WHAT IS NEEDED:
All of the data must be returned word for word.

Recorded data
◆ ◆ ◆ ◆ ◆
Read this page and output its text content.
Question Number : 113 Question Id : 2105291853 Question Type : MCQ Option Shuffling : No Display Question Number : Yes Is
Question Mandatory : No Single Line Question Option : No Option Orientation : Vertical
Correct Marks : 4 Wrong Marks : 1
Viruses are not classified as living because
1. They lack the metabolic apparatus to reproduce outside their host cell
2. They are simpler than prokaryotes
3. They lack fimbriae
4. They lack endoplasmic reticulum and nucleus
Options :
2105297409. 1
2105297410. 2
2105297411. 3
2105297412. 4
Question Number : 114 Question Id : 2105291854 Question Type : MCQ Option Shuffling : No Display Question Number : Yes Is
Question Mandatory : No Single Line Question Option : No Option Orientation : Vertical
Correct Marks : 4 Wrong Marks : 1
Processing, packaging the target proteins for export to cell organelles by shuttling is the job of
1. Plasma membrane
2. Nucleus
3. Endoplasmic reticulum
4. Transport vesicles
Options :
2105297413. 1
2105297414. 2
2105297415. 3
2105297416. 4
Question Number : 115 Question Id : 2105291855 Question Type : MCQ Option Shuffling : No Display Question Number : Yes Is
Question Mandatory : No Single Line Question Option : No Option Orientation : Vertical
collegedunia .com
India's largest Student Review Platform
◆ ◆ ◆ ◆ ◆
EXERCISE ANSWER:
Read this page and output its text content.
Question Number : 113 Question Id : 2105291853 Question Type : MCQ Option Shuffling : No Display Question Number : Yes Is
Question Mandatory : No Single Line Question Option : No Option Orientation : Vertical
Correct Marks : 4 Wrong Marks : 1
Viruses are not classified as living because
1. They lack the metabolic apparatus to reproduce outside their host cell
2. They are simpler than prokaryotes
3. They lack fimbriae
4. They lack endoplasmic reticulum and nucleus
Options :
2105297409. 1
2105297410. 2
2105297411. 3
2105297412. 4
Question Number : 114 Question Id : 2105291854 Question Type : MCQ Option Shuffling : No Display Question Number : Yes Is
Question Mandatory : No Single Line Question Option : No Option Orientation : Vertical
Correct Marks : 4 Wrong Marks : 1
Processing, packaging the target proteins for export to cell organelles by shuttling is the job of
1. Plasma membrane
2. Nucleus
3. Endoplasmic reticulum
4. Transport vesicles
Options :
2105297413. 1
2105297414. 2
2105297415. 3
2105297416. 4
Question Number : 115 Question Id : 2105291855 Question Type : MCQ Option Shuffling : No Display Question Number : Yes Is
Question Mandatory : No Single Line Question Option : No Option Orientation : Vertical
collegedunia .com
India's largest Student Review Platform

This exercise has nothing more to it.